**Stated task:** Count the lines in the records below that contain the word "noise", and give only that number.

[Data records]

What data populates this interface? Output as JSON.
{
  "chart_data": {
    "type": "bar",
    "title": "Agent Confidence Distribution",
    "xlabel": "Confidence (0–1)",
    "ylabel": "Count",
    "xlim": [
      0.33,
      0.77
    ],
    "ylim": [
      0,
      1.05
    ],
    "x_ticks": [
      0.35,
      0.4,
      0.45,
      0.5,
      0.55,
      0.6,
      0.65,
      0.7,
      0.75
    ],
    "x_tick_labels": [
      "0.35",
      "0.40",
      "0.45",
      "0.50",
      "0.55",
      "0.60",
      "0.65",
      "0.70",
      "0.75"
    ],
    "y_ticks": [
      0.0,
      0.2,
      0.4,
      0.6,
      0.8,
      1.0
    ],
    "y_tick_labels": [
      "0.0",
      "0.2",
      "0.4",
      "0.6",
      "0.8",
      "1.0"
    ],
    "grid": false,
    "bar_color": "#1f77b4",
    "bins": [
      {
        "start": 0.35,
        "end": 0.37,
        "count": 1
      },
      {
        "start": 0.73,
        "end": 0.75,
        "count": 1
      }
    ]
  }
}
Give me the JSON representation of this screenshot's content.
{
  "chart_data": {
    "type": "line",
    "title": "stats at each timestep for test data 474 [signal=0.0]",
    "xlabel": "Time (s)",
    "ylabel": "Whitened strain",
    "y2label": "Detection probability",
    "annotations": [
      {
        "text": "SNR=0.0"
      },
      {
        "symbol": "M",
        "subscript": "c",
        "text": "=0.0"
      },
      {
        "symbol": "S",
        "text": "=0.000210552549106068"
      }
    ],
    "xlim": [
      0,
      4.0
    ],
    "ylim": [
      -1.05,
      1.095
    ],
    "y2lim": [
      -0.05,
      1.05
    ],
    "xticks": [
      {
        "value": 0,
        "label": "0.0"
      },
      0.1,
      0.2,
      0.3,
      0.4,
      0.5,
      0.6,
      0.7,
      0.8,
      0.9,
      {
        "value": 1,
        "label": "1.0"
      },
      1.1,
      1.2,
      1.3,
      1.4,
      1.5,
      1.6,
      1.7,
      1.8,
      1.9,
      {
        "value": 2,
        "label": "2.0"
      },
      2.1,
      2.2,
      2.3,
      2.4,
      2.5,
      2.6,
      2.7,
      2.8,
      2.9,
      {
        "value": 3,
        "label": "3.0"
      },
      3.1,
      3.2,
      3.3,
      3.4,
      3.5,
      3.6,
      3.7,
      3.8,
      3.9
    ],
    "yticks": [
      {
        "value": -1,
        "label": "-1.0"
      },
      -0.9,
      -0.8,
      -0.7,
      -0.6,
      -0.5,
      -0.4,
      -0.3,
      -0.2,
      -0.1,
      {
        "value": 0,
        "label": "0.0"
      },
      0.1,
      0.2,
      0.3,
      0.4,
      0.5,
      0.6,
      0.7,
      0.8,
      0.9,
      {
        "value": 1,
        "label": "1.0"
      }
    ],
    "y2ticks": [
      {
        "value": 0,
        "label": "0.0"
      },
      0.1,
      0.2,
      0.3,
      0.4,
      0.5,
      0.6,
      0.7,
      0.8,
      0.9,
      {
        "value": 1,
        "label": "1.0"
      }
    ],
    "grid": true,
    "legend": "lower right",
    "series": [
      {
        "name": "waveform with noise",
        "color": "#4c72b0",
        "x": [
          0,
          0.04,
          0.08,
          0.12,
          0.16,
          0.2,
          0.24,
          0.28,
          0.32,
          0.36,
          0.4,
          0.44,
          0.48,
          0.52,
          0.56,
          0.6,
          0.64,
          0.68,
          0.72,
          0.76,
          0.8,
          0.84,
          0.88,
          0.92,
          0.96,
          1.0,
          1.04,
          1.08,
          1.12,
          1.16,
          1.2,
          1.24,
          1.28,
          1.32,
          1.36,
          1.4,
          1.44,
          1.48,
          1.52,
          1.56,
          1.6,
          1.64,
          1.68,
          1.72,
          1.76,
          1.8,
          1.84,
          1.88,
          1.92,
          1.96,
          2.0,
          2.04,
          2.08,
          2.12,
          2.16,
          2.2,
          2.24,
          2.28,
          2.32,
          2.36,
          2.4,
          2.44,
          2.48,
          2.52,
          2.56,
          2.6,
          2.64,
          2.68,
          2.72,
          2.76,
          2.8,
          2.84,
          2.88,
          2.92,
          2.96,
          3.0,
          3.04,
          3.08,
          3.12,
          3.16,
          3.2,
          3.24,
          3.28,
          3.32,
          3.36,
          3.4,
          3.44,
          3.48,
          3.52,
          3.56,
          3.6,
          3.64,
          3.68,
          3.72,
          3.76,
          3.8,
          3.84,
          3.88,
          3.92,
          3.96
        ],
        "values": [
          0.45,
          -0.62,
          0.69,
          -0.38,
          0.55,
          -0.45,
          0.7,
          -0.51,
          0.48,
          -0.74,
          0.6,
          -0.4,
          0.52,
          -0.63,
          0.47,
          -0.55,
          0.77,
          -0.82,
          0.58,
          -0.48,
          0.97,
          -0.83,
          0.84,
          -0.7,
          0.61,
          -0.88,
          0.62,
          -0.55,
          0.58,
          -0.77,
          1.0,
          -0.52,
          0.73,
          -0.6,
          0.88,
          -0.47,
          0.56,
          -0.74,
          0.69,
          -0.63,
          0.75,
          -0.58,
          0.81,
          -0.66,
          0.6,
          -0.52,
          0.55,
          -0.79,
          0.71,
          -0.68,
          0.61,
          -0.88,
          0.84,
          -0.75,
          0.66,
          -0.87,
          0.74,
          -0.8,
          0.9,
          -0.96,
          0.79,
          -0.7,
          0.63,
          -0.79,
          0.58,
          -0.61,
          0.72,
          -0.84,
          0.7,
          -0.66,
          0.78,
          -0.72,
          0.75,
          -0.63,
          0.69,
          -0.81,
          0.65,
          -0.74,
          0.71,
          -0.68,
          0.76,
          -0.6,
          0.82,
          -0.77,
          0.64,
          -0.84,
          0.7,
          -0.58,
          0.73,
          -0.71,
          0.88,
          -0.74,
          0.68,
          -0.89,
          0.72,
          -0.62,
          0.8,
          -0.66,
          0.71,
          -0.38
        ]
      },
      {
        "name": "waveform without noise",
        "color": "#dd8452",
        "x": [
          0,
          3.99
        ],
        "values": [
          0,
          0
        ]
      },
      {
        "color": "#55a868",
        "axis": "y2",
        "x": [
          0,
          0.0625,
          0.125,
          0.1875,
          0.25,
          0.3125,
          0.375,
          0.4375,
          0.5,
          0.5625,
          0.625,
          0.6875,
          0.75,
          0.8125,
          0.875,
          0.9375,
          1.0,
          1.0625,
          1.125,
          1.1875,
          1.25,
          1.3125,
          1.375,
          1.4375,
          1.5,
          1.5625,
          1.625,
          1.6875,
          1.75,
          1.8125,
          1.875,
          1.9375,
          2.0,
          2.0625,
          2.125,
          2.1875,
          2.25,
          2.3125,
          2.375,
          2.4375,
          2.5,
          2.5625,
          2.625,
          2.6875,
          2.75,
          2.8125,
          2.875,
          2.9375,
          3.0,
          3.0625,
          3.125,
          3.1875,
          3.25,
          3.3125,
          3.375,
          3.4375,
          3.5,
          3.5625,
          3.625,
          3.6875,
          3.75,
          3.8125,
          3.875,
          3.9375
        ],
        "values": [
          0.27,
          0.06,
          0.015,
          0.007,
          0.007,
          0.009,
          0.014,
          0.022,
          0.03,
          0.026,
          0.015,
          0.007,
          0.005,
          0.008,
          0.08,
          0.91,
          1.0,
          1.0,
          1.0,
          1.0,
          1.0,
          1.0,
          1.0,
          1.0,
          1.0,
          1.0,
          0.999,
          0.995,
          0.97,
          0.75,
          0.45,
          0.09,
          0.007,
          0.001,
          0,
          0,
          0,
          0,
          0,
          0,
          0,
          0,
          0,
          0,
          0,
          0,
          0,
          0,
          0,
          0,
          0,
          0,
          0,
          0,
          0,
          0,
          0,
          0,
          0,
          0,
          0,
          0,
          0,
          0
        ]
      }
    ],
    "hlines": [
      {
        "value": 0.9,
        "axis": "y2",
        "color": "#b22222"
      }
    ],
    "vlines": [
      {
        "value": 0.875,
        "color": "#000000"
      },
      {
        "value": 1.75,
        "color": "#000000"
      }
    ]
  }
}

**Exercise output:** 2